» **What is needed**: Copy all the material that follows, keeping every character the same.

::: Provided records :::

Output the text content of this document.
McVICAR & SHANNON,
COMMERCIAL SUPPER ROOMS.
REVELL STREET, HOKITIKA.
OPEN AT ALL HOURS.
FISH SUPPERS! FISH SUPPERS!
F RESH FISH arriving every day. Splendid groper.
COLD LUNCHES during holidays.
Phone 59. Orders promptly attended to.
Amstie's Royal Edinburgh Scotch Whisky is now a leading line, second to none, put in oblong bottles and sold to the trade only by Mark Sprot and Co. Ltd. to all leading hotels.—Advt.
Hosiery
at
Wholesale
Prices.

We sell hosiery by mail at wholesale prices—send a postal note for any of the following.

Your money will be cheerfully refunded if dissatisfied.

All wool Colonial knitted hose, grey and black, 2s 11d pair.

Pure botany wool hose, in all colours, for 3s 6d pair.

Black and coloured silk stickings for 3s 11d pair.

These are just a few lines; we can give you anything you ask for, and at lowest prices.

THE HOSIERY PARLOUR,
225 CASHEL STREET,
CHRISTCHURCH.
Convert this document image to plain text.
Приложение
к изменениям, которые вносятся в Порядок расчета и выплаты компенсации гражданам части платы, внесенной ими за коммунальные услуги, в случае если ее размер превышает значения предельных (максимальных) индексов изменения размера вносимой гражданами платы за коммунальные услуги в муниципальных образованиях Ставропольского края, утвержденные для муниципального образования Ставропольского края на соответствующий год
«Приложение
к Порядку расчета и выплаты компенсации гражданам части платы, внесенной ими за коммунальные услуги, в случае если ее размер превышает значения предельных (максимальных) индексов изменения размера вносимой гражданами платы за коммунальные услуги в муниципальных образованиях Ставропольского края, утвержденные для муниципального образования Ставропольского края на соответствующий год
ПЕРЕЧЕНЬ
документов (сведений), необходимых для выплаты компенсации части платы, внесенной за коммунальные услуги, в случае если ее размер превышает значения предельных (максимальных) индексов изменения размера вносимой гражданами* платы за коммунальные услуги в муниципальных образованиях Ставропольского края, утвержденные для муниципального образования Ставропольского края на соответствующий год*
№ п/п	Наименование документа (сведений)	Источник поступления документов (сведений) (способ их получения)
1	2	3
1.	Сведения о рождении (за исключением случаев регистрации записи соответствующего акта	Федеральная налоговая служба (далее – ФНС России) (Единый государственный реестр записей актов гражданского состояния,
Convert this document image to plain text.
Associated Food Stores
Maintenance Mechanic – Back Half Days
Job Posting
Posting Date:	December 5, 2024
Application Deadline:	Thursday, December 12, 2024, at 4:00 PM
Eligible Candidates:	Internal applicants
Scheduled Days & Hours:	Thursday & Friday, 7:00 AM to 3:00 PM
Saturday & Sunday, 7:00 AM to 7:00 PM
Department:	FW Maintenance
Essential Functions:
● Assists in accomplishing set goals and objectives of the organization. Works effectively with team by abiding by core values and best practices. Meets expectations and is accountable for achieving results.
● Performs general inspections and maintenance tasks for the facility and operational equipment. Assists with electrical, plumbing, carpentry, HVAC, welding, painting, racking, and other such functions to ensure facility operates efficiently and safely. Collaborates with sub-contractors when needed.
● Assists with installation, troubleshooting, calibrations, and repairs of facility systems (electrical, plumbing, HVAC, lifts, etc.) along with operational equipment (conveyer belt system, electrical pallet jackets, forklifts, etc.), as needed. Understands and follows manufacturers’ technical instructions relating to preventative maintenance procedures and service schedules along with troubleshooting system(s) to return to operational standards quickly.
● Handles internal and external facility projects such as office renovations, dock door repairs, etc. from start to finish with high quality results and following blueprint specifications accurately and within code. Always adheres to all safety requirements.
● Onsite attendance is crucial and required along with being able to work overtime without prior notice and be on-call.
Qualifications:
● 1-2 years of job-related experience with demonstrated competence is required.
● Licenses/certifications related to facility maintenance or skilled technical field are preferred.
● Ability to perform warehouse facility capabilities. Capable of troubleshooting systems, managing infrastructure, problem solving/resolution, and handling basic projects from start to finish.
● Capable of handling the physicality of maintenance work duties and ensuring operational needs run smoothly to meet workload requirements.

:::

» **Solution**:
Output the text content of this document.
McVICAR & SHANNON,
COMMERCIAL SUPPER ROOMS.
REVELL STREET, HOKITIKA.
OPEN AT ALL HOURS.
FISH SUPPERS! FISH SUPPERS!
F RESH FISH arriving every day. Splendid groper.
COLD LUNCHES during holidays.
Phone 59. Orders promptly attended to.
Amstie's Royal Edinburgh Scotch Whisky is now a leading line, second to none, put in oblong bottles and sold to the trade only by Mark Sprot and Co. Ltd. to all leading hotels.—Advt.
Hosiery
at
Wholesale
Prices.

We sell hosiery by mail at wholesale prices—send a postal note for any of the following.

Your money will be cheerfully refunded if dissatisfied.

All wool Colonial knitted hose, grey and black, 2s 11d pair.

Pure botany wool hose, in all colours, for 3s 6d pair.

Black and coloured silk stickings for 3s 11d pair.

These are just a few lines; we can give you anything you ask for, and at lowest prices.

THE HOSIERY PARLOUR,
225 CASHEL STREET,
CHRISTCHURCH.
Convert this document image to plain text.
Приложение
к изменениям, которые вносятся в Порядок расчета и выплаты компенсации гражданам части платы, внесенной ими за коммунальные услуги, в случае если ее размер превышает значения предельных (максимальных) индексов изменения размера вносимой гражданами платы за коммунальные услуги в муниципальных образованиях Ставропольского края, утвержденные для муниципального образования Ставропольского края на соответствующий год
«Приложение
к Порядку расчета и выплаты компенсации гражданам части платы, внесенной ими за коммунальные услуги, в случае если ее размер превышает значения предельных (максимальных) индексов изменения размера вносимой гражданами платы за коммунальные услуги в муниципальных образованиях Ставропольского края, утвержденные для муниципального образования Ставропольского края на соответствующий год
ПЕРЕЧЕНЬ
документов (сведений), необходимых для выплаты компенсации части платы, внесенной за коммунальные услуги, в случае если ее размер превышает значения предельных (максимальных) индексов изменения размера вносимой гражданами* платы за коммунальные услуги в муниципальных образованиях Ставропольского края, утвержденные для муниципального образования Ставропольского края на соответствующий год*
№ п/п	Наименование документа (сведений)	Источник поступления документов (сведений) (способ их получения)
1	2	3
1.	Сведения о рождении (за исключением случаев регистрации записи соответствующего акта	Федеральная налоговая служба (далее – ФНС России) (Единый государственный реестр записей актов гражданского состояния,
Convert this document image to plain text.
Associated Food Stores
Maintenance Mechanic – Back Half Days
Job Posting
Posting Date:	December 5, 2024
Application Deadline:	Thursday, December 12, 2024, at 4:00 PM
Eligible Candidates:	Internal applicants
Scheduled Days & Hours:	Thursday & Friday, 7:00 AM to 3:00 PM
Saturday & Sunday, 7:00 AM to 7:00 PM
Department:	FW Maintenance
Essential Functions:
● Assists in accomplishing set goals and objectives of the organization. Works effectively with team by abiding by core values and best practices. Meets expectations and is accountable for achieving results.
● Performs general inspections and maintenance tasks for the facility and operational equipment. Assists with electrical, plumbing, carpentry, HVAC, welding, painting, racking, and other such functions to ensure facility operates efficiently and safely. Collaborates with sub-contractors when needed.
● Assists with installation, troubleshooting, calibrations, and repairs of facility systems (electrical, plumbing, HVAC, lifts, etc.) along with operational equipment (conveyer belt system, electrical pallet jackets, forklifts, etc.), as needed. Understands and follows manufacturers’ technical instructions relating to preventative maintenance procedures and service schedules along with troubleshooting system(s) to return to operational standards quickly.
● Handles internal and external facility projects such as office renovations, dock door repairs, etc. from start to finish with high quality results and following blueprint specifications accurately and within code. Always adheres to all safety requirements.
● Onsite attendance is crucial and required along with being able to work overtime without prior notice and be on-call.
Qualifications:
● 1-2 years of job-related experience with demonstrated competence is required.
● Licenses/certifications related to facility maintenance or skilled technical field are preferred.
● Ability to perform warehouse facility capabilities. Capable of troubleshooting systems, managing infrastructure, problem solving/resolution, and handling basic projects from start to finish.
● Capable of handling the physicality of maintenance work duties and ensuring operational needs run smoothly to meet workload requirements.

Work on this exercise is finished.